> _EXERCISE DIRECTIONS_:
Across the entries, how many lines have the string "series" in them? Reply with only a number.

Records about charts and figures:
◇ ◇ ◇

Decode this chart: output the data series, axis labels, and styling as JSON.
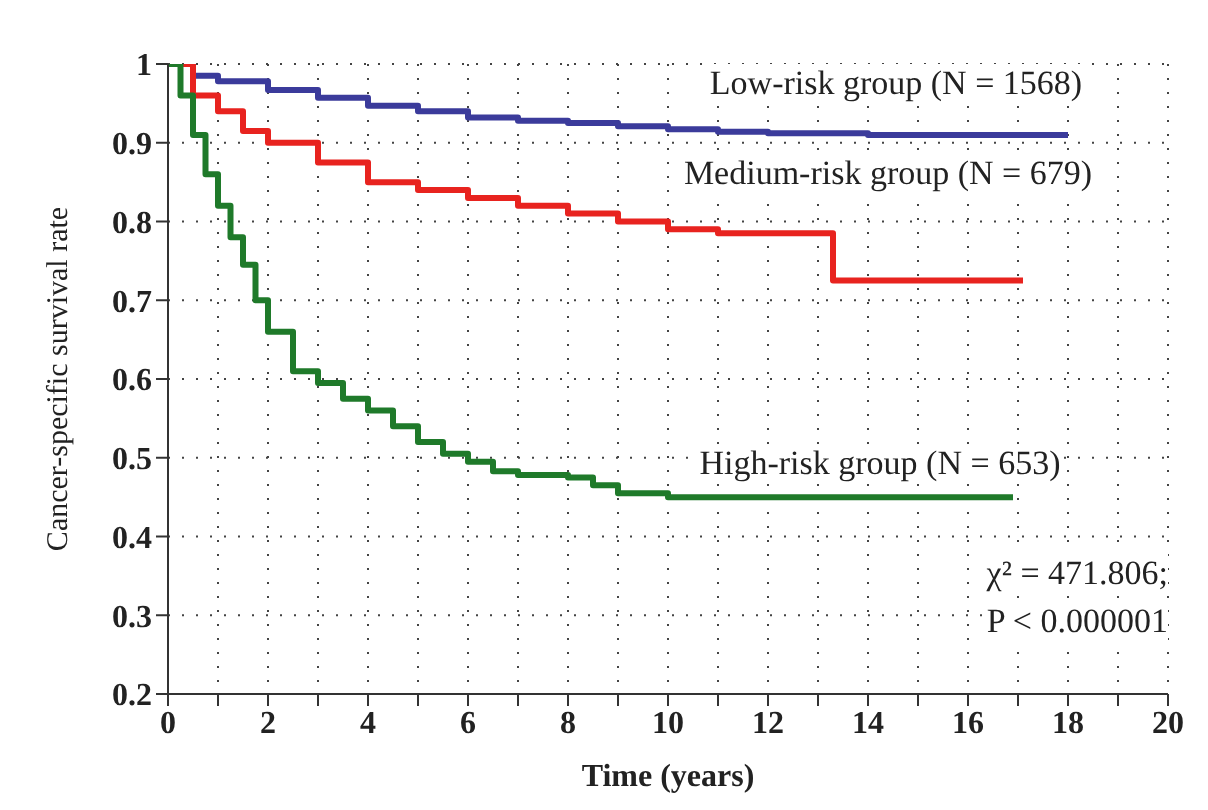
{
  "chart_data": {
    "type": "step",
    "xlabel": "Time (years)",
    "ylabel": "Cancer-specific survival rate",
    "xlim": [
      0,
      20
    ],
    "ylim": [
      0.2,
      1.0
    ],
    "xticks": [
      0,
      {
        "value": 1,
        "label": null
      },
      2,
      {
        "value": 3,
        "label": null
      },
      4,
      {
        "value": 5,
        "label": null
      },
      6,
      {
        "value": 7,
        "label": null
      },
      8,
      {
        "value": 9,
        "label": null
      },
      10,
      {
        "value": 11,
        "label": null
      },
      12,
      {
        "value": 13,
        "label": null
      },
      14,
      {
        "value": 15,
        "label": null
      },
      16,
      {
        "value": 17,
        "label": null
      },
      18,
      {
        "value": 19,
        "label": null
      },
      20
    ],
    "yticks": [
      {
        "value": 0.2,
        "label": "0.2"
      },
      {
        "value": 0.3,
        "label": "0.3"
      },
      {
        "value": 0.4,
        "label": "0.4"
      },
      {
        "value": 0.5,
        "label": "0.5"
      },
      {
        "value": 0.6,
        "label": "0.6"
      },
      {
        "value": 0.7,
        "label": "0.7"
      },
      {
        "value": 0.8,
        "label": "0.8"
      },
      {
        "value": 0.9,
        "label": "0.9"
      },
      {
        "value": 1.0,
        "label": "1"
      }
    ],
    "grid": true,
    "marker": "none",
    "series": [
      {
        "color": "#3b3b9b",
        "x": [
          0,
          0.5,
          1,
          2,
          3,
          4,
          5,
          6,
          7,
          8,
          9,
          10,
          11,
          12,
          14,
          16,
          18
        ],
        "values": [
          1.0,
          0.985,
          0.978,
          0.967,
          0.957,
          0.947,
          0.94,
          0.932,
          0.928,
          0.925,
          0.921,
          0.917,
          0.914,
          0.912,
          0.91,
          0.91,
          0.91
        ]
      },
      {
        "color": "#e8231f",
        "x": [
          0,
          0.5,
          1,
          1.5,
          2,
          3,
          4,
          5,
          6,
          7,
          8,
          9,
          10,
          11,
          12,
          13.3,
          14,
          16,
          17.1
        ],
        "values": [
          1.0,
          0.96,
          0.94,
          0.915,
          0.9,
          0.875,
          0.85,
          0.84,
          0.83,
          0.82,
          0.81,
          0.8,
          0.79,
          0.785,
          0.785,
          0.725,
          0.725,
          0.725,
          0.725
        ]
      },
      {
        "color": "#1f7a2a",
        "x": [
          0,
          0.25,
          0.5,
          0.75,
          1,
          1.25,
          1.5,
          1.75,
          2,
          2.5,
          3,
          3.5,
          4,
          4.5,
          5,
          5.5,
          6,
          6.5,
          7,
          8,
          8.5,
          9,
          10,
          12,
          14,
          16.9
        ],
        "values": [
          1.0,
          0.96,
          0.91,
          0.86,
          0.82,
          0.78,
          0.745,
          0.7,
          0.66,
          0.61,
          0.595,
          0.575,
          0.56,
          0.54,
          0.52,
          0.505,
          0.495,
          0.483,
          0.478,
          0.475,
          0.465,
          0.455,
          0.45,
          0.45,
          0.45,
          0.45
        ]
      }
    ],
    "annotations": [
      "Low-risk group (N = 1568)",
      "Medium-risk group (N = 679)",
      "High-risk group (N = 653)",
      "χ² = 471.806;",
      "P < 0.000001"
    ]
  }
}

◇ ◇ ◇

> _COMPLETE RESPONSE_:
2